[START THE DATA]

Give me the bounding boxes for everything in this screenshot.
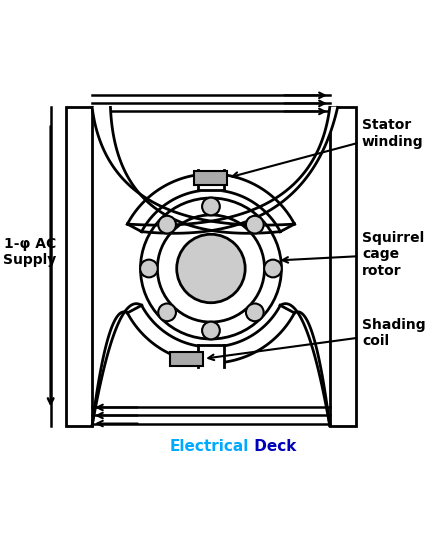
Circle shape [264, 260, 281, 277]
Text: Electrical: Electrical [170, 439, 249, 454]
Bar [170, 352, 203, 366]
Polygon shape [279, 303, 329, 425]
Circle shape [158, 216, 176, 234]
Text: Shading
coil: Shading coil [208, 318, 424, 360]
Polygon shape [127, 107, 337, 233]
Polygon shape [127, 174, 294, 231]
Text: Stator
winding: Stator winding [232, 119, 423, 178]
Bar [194, 171, 227, 185]
Circle shape [158, 303, 176, 321]
Polygon shape [127, 306, 294, 363]
Bar [66, 107, 92, 425]
Circle shape [201, 198, 219, 215]
Bar [198, 341, 223, 365]
Circle shape [245, 216, 263, 234]
Bar [329, 107, 355, 425]
Circle shape [177, 234, 244, 303]
Text: Squirrel
cage
rotor: Squirrel cage rotor [282, 231, 423, 278]
Circle shape [140, 260, 157, 277]
Bar [198, 170, 223, 192]
Text: Deck: Deck [249, 439, 296, 454]
Circle shape [245, 303, 263, 321]
Circle shape [201, 322, 219, 339]
Text: 1-φ AC
Supply: 1-φ AC Supply [3, 237, 56, 267]
Polygon shape [92, 303, 141, 425]
Polygon shape [92, 107, 294, 233]
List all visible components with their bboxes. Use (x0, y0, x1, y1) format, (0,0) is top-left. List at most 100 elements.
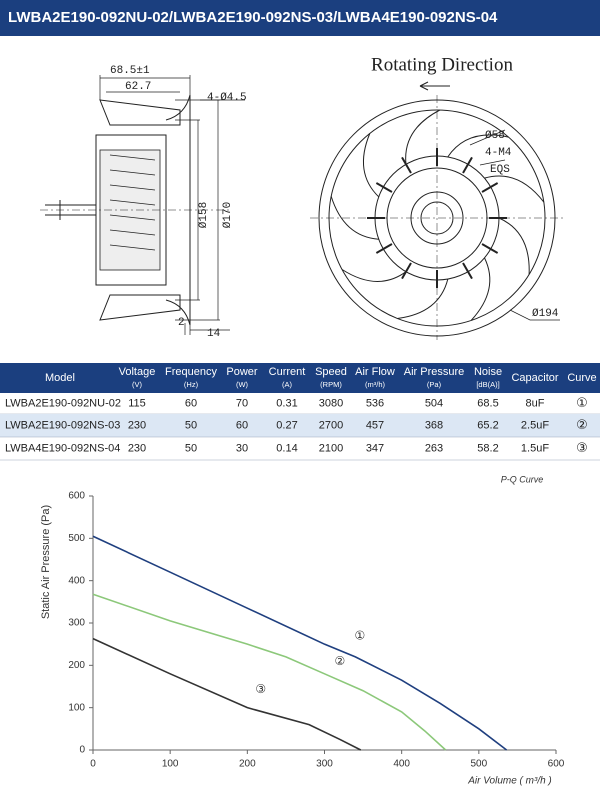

[END THE DATA]

* REQUIREMENTS:
Output every entry above verbatim, line for line, and leave out the pictures.

* WRITTEN ANSWER:
Give me the bounding boxes for everything in this screenshot.
Circle shape [264, 260, 281, 277]
Text: Electrical: Electrical [170, 439, 249, 454]
Bar [170, 352, 203, 366]
Polygon shape [279, 303, 329, 425]
Circle shape [158, 216, 176, 234]
Text: Shading
coil: Shading coil [208, 318, 424, 360]
Polygon shape [127, 107, 337, 233]
Polygon shape [127, 174, 294, 231]
Text: Stator
winding: Stator winding [232, 119, 423, 178]
Bar [194, 171, 227, 185]
Circle shape [158, 303, 176, 321]
Polygon shape [127, 306, 294, 363]
Bar [66, 107, 92, 425]
Circle shape [201, 198, 219, 215]
Bar [198, 341, 223, 365]
Circle shape [245, 216, 263, 234]
Bar [329, 107, 355, 425]
Circle shape [177, 234, 244, 303]
Text: Squirrel
cage
rotor: Squirrel cage rotor [282, 231, 423, 278]
Circle shape [140, 260, 157, 277]
Bar [198, 170, 223, 192]
Text: Deck: Deck [249, 439, 296, 454]
Circle shape [245, 303, 263, 321]
Circle shape [201, 322, 219, 339]
Text: 1-φ AC
Supply: 1-φ AC Supply [3, 237, 56, 267]
Polygon shape [92, 303, 141, 425]
Polygon shape [92, 107, 294, 233]
List all visible components with their bboxes. Use (x0, y0, x1, y1) format, (0,0) is top-left. List at most 100 elements.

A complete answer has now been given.